Exercise objective:
Go through the entries one line at a time, and gather every line that has the word "values".

>> START Material for the task

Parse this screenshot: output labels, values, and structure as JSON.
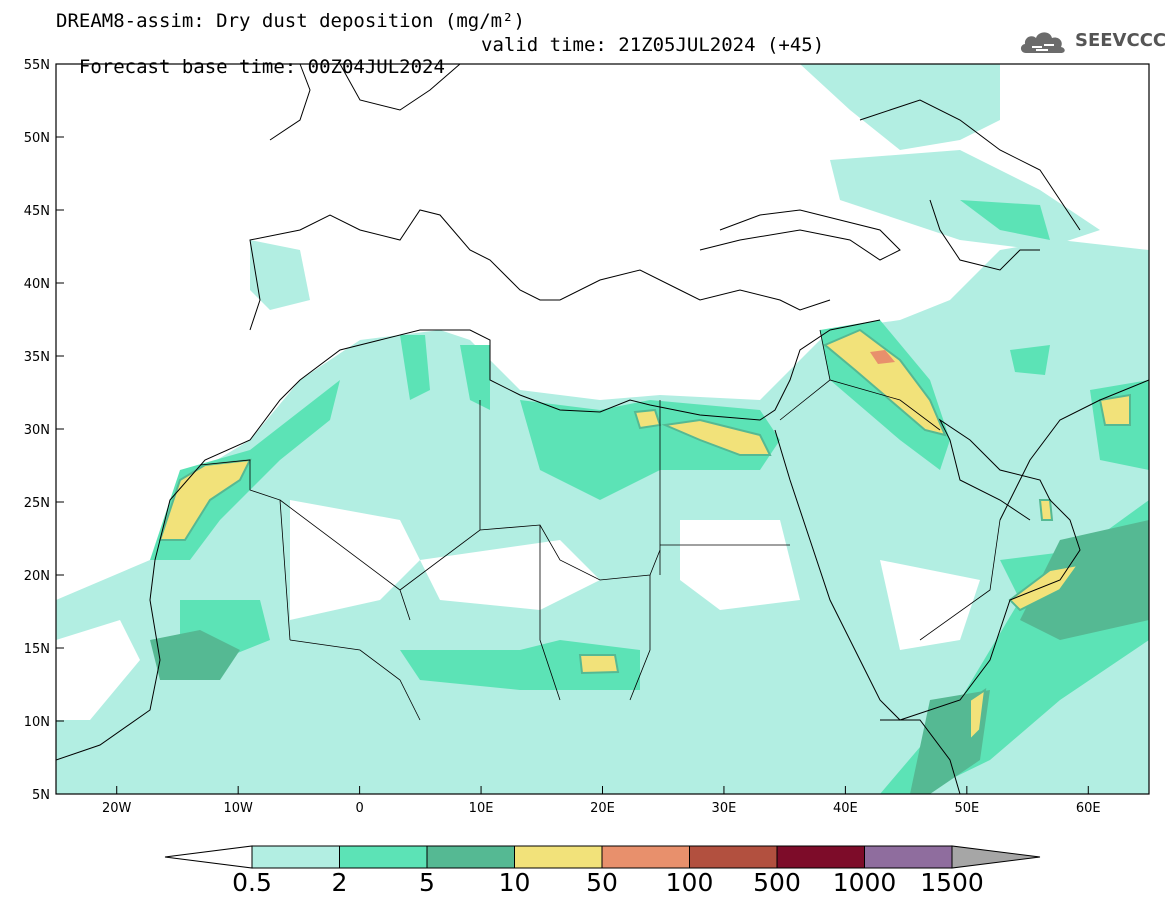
{
  "title": {
    "line1": "DREAM8-assim: Dry dust deposition (mg/m²)",
    "line2": "Forecast base time: 00Z04JUL2024",
    "valid": "valid time: 21Z05JUL2024 (+45)"
  },
  "logo": {
    "icon": "cloud-icon",
    "text": "SEEVCCC"
  },
  "map": {
    "lon_range": [
      -25,
      65
    ],
    "lat_range": [
      5,
      55
    ],
    "lat_ticks": [
      "55N",
      "50N",
      "45N",
      "40N",
      "35N",
      "30N",
      "25N",
      "20N",
      "15N",
      "10N",
      "5N"
    ],
    "lon_ticks": [
      "20W",
      "10W",
      "0",
      "10E",
      "20E",
      "30E",
      "40E",
      "50E",
      "60E"
    ]
  },
  "colorbar": {
    "labels": [
      "0.5",
      "2",
      "5",
      "10",
      "50",
      "100",
      "500",
      "1000",
      "1500"
    ],
    "colors": [
      "#b2eee2",
      "#5ce3b6",
      "#55b993",
      "#f2e27a",
      "#e8906c",
      "#b2503f",
      "#7d0c29",
      "#8f6d9e",
      "#a6a6a6"
    ]
  }
}
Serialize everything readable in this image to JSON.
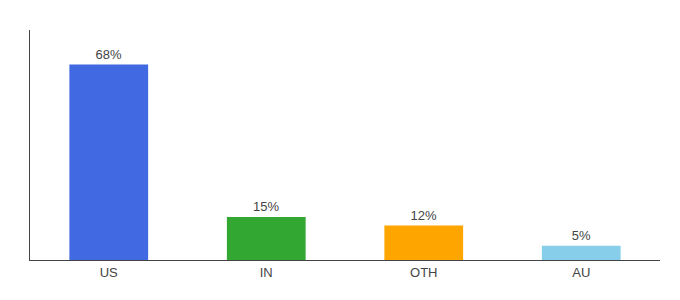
{
  "chart_data": {
    "type": "bar",
    "categories": [
      "US",
      "IN",
      "OTH",
      "AU"
    ],
    "values": [
      68,
      15,
      12,
      5
    ],
    "value_labels": [
      "68%",
      "15%",
      "12%",
      "5%"
    ],
    "colors": [
      "#4169E1",
      "#32A832",
      "#FFA500",
      "#87CEEB"
    ],
    "data_labels": true,
    "ylim": [
      0,
      80
    ],
    "yticks": [],
    "tick_labels": "x",
    "grid": false
  }
}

>> END Material for the task

Response for this exercise:
Parse this screenshot: output labels, values, and structure as JSON.
    "values": [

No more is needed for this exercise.